Challenge
Your task is to print every entry below exactly as given.

Available data
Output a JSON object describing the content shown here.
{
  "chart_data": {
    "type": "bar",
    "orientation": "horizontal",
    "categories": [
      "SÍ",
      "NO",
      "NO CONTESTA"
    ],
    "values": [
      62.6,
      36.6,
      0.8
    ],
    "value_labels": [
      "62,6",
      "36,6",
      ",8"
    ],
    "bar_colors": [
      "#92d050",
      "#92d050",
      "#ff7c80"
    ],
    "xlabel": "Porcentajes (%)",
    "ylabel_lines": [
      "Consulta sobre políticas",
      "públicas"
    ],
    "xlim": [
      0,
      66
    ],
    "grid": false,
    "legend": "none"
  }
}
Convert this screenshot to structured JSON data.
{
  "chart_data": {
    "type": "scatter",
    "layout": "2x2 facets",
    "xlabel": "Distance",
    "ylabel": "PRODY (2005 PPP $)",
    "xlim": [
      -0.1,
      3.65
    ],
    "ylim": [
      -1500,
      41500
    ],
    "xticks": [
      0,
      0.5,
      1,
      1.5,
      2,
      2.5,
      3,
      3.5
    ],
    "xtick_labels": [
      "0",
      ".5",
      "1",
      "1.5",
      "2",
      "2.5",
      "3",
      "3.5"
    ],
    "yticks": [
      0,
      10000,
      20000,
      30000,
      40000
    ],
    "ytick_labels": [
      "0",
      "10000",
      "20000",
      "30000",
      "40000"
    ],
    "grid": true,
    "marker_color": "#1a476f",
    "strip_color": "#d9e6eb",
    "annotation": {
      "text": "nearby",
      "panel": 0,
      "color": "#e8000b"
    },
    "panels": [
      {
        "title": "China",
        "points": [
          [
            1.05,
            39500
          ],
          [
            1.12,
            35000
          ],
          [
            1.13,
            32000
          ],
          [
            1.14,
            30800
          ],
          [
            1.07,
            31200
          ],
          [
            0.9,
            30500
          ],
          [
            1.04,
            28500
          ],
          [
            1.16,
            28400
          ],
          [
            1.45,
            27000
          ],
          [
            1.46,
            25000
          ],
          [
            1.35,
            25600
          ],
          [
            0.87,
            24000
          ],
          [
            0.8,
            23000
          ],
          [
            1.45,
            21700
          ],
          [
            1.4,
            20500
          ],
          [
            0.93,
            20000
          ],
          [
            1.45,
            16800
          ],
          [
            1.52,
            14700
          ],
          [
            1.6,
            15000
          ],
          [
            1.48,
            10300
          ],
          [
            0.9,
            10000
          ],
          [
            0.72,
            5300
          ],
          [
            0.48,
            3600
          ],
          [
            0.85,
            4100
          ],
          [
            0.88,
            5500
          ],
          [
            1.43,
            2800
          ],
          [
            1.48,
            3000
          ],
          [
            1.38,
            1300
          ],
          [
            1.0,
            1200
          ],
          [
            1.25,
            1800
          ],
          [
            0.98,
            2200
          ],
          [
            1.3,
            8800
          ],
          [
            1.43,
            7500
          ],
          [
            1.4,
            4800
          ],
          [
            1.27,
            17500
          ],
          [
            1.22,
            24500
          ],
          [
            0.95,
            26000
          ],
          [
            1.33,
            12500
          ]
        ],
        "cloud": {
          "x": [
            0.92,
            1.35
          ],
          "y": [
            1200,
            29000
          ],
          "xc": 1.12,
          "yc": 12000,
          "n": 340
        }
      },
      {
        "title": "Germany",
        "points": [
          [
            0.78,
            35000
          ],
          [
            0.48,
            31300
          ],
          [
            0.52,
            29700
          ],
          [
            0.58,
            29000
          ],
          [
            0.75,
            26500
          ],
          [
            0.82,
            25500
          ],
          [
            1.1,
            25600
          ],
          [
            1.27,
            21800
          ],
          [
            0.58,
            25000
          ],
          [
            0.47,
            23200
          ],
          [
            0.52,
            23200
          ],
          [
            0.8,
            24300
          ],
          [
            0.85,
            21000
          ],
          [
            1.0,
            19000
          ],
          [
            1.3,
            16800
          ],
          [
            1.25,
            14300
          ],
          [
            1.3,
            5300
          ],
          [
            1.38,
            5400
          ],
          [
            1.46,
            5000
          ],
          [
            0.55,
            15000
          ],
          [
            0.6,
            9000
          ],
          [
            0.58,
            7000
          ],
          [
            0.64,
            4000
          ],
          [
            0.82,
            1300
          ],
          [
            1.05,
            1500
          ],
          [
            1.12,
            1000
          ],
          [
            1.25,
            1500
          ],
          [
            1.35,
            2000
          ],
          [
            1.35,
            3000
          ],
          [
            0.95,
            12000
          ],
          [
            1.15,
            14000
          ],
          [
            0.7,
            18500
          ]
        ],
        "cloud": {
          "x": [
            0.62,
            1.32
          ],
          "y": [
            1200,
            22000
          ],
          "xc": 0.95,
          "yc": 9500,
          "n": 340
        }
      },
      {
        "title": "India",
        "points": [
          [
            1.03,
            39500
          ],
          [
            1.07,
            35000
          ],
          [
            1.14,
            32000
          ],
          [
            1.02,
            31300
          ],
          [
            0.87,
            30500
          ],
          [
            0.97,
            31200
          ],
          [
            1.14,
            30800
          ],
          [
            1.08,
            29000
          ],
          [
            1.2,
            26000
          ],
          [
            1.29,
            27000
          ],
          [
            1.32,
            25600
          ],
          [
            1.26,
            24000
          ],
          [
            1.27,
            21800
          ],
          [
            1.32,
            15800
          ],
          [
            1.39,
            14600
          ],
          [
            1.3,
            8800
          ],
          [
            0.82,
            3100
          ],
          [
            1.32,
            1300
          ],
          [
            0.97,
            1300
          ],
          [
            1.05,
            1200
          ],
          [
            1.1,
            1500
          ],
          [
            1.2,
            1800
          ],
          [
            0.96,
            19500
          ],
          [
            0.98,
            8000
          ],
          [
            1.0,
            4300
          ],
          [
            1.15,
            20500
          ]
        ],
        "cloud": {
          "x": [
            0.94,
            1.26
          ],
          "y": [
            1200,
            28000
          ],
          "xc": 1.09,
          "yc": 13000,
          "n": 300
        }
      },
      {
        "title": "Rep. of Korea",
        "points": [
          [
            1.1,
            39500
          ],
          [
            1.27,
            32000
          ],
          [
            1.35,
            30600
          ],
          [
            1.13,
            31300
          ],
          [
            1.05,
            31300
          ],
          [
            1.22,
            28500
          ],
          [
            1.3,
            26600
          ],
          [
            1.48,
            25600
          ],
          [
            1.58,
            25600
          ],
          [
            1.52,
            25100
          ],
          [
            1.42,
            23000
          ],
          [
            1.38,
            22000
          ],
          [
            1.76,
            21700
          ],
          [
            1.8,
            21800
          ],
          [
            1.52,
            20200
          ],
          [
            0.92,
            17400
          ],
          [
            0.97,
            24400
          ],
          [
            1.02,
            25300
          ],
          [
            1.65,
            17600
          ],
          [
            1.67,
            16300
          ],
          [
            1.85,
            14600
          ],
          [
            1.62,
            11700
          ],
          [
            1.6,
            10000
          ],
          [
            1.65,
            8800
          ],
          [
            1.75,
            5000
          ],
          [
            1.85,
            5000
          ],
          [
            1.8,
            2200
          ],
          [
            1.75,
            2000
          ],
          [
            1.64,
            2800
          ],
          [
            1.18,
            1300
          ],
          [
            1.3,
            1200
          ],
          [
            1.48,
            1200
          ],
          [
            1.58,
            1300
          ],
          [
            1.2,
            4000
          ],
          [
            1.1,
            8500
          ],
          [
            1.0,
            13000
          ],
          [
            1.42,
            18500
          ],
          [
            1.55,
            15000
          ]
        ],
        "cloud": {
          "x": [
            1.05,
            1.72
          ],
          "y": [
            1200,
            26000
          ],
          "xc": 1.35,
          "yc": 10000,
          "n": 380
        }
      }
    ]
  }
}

Result
Output a JSON object describing the content shown here.
{
  "chart_data": {
    "type": "bar",
    "orientation": "horizontal",
    "categories": [
      "SÍ",
      "NO",
      "NO CONTESTA"
    ],
    "values": [
      62.6,
      36.6,
      0.8
    ],
    "value_labels": [
      "62,6",
      "36,6",
      ",8"
    ],
    "bar_colors": [
      "#92d050",
      "#92d050",
      "#ff7c80"
    ],
    "xlabel": "Porcentajes (%)",
    "ylabel_lines": [
      "Consulta sobre políticas",
      "públicas"
    ],
    "xlim": [
      0,
      66
    ],
    "grid": false,
    "legend": "none"
  }
}
Convert this screenshot to structured JSON data.
{
  "chart_data": {
    "type": "scatter",
    "layout": "2x2 facets",
    "xlabel": "Distance",
    "ylabel": "PRODY (2005 PPP $)",
    "xlim": [
      -0.1,
      3.65
    ],
    "ylim": [
      -1500,
      41500
    ],
    "xticks": [
      0,
      0.5,
      1,
      1.5,
      2,
      2.5,
      3,
      3.5
    ],
    "xtick_labels": [
      "0",
      ".5",
      "1",
      "1.5",
      "2",
      "2.5",
      "3",
      "3.5"
    ],
    "yticks": [
      0,
      10000,
      20000,
      30000,
      40000
    ],
    "ytick_labels": [
      "0",
      "10000",
      "20000",
      "30000",
      "40000"
    ],
    "grid": true,
    "marker_color": "#1a476f",
    "strip_color": "#d9e6eb",
    "annotation": {
      "text": "nearby",
      "panel": 0,
      "color": "#e8000b"
    },
    "panels": [
      {
        "title": "China",
        "points": [
          [
            1.05,
            39500
          ],
          [
            1.12,
            35000
          ],
          [
            1.13,
            32000
          ],
          [
            1.14,
            30800
          ],
          [
            1.07,
            31200
          ],
          [
            0.9,
            30500
          ],
          [
            1.04,
            28500
          ],
          [
            1.16,
            28400
          ],
          [
            1.45,
            27000
          ],
          [
            1.46,
            25000
          ],
          [
            1.35,
            25600
          ],
          [
            0.87,
            24000
          ],
          [
            0.8,
            23000
          ],
          [
            1.45,
            21700
          ],
          [
            1.4,
            20500
          ],
          [
            0.93,
            20000
          ],
          [
            1.45,
            16800
          ],
          [
            1.52,
            14700
          ],
          [
            1.6,
            15000
          ],
          [
            1.48,
            10300
          ],
          [
            0.9,
            10000
          ],
          [
            0.72,
            5300
          ],
          [
            0.48,
            3600
          ],
          [
            0.85,
            4100
          ],
          [
            0.88,
            5500
          ],
          [
            1.43,
            2800
          ],
          [
            1.48,
            3000
          ],
          [
            1.38,
            1300
          ],
          [
            1.0,
            1200
          ],
          [
            1.25,
            1800
          ],
          [
            0.98,
            2200
          ],
          [
            1.3,
            8800
          ],
          [
            1.43,
            7500
          ],
          [
            1.4,
            4800
          ],
          [
            1.27,
            17500
          ],
          [
            1.22,
            24500
          ],
          [
            0.95,
            26000
          ],
          [
            1.33,
            12500
          ]
        ],
        "cloud": {
          "x": [
            0.92,
            1.35
          ],
          "y": [
            1200,
            29000
          ],
          "xc": 1.12,
          "yc": 12000,
          "n": 340
        }
      },
      {
        "title": "Germany",
        "points": [
          [
            0.78,
            35000
          ],
          [
            0.48,
            31300
          ],
          [
            0.52,
            29700
          ],
          [
            0.58,
            29000
          ],
          [
            0.75,
            26500
          ],
          [
            0.82,
            25500
          ],
          [
            1.1,
            25600
          ],
          [
            1.27,
            21800
          ],
          [
            0.58,
            25000
          ],
          [
            0.47,
            23200
          ],
          [
            0.52,
            23200
          ],
          [
            0.8,
            24300
          ],
          [
            0.85,
            21000
          ],
          [
            1.0,
            19000
          ],
          [
            1.3,
            16800
          ],
          [
            1.25,
            14300
          ],
          [
            1.3,
            5300
          ],
          [
            1.38,
            5400
          ],
          [
            1.46,
            5000
          ],
          [
            0.55,
            15000
          ],
          [
            0.6,
            9000
          ],
          [
            0.58,
            7000
          ],
          [
            0.64,
            4000
          ],
          [
            0.82,
            1300
          ],
          [
            1.05,
            1500
          ],
          [
            1.12,
            1000
          ],
          [
            1.25,
            1500
          ],
          [
            1.35,
            2000
          ],
          [
            1.35,
            3000
          ],
          [
            0.95,
            12000
          ],
          [
            1.15,
            14000
          ],
          [
            0.7,
            18500
          ]
        ],
        "cloud": {
          "x": [
            0.62,
            1.32
          ],
          "y": [
            1200,
            22000
          ],
          "xc": 0.95,
          "yc": 9500,
          "n": 340
        }
      },
      {
        "title": "India",
        "points": [
          [
            1.03,
            39500
          ],
          [
            1.07,
            35000
          ],
          [
            1.14,
            32000
          ],
          [
            1.02,
            31300
          ],
          [
            0.87,
            30500
          ],
          [
            0.97,
            31200
          ],
          [
            1.14,
            30800
          ],
          [
            1.08,
            29000
          ],
          [
            1.2,
            26000
          ],
          [
            1.29,
            27000
          ],
          [
            1.32,
            25600
          ],
          [
            1.26,
            24000
          ],
          [
            1.27,
            21800
          ],
          [
            1.32,
            15800
          ],
          [
            1.39,
            14600
          ],
          [
            1.3,
            8800
          ],
          [
            0.82,
            3100
          ],
          [
            1.32,
            1300
          ],
          [
            0.97,
            1300
          ],
          [
            1.05,
            1200
          ],
          [
            1.1,
            1500
          ],
          [
            1.2,
            1800
          ],
          [
            0.96,
            19500
          ],
          [
            0.98,
            8000
          ],
          [
            1.0,
            4300
          ],
          [
            1.15,
            20500
          ]
        ],
        "cloud": {
          "x": [
            0.94,
            1.26
          ],
          "y": [
            1200,
            28000
          ],
          "xc": 1.09,
          "yc": 13000,
          "n": 300
        }
      },
      {
        "title": "Rep. of Korea",
        "points": [
          [
            1.1,
            39500
          ],
          [
            1.27,
            32000
          ],
          [
            1.35,
            30600
          ],
          [
            1.13,
            31300
          ],
          [
            1.05,
            31300
          ],
          [
            1.22,
            28500
          ],
          [
            1.3,
            26600
          ],
          [
            1.48,
            25600
          ],
          [
            1.58,
            25600
          ],
          [
            1.52,
            25100
          ],
          [
            1.42,
            23000
          ],
          [
            1.38,
            22000
          ],
          [
            1.76,
            21700
          ],
          [
            1.8,
            21800
          ],
          [
            1.52,
            20200
          ],
          [
            0.92,
            17400
          ],
          [
            0.97,
            24400
          ],
          [
            1.02,
            25300
          ],
          [
            1.65,
            17600
          ],
          [
            1.67,
            16300
          ],
          [
            1.85,
            14600
          ],
          [
            1.62,
            11700
          ],
          [
            1.6,
            10000
          ],
          [
            1.65,
            8800
          ],
          [
            1.75,
            5000
          ],
          [
            1.85,
            5000
          ],
          [
            1.8,
            2200
          ],
          [
            1.75,
            2000
          ],
          [
            1.64,
            2800
          ],
          [
            1.18,
            1300
          ],
          [
            1.3,
            1200
          ],
          [
            1.48,
            1200
          ],
          [
            1.58,
            1300
          ],
          [
            1.2,
            4000
          ],
          [
            1.1,
            8500
          ],
          [
            1.0,
            13000
          ],
          [
            1.42,
            18500
          ],
          [
            1.55,
            15000
          ]
        ],
        "cloud": {
          "x": [
            1.05,
            1.72
          ],
          "y": [
            1200,
            26000
          ],
          "xc": 1.35,
          "yc": 10000,
          "n": 380
        }
      }
    ]
  }
}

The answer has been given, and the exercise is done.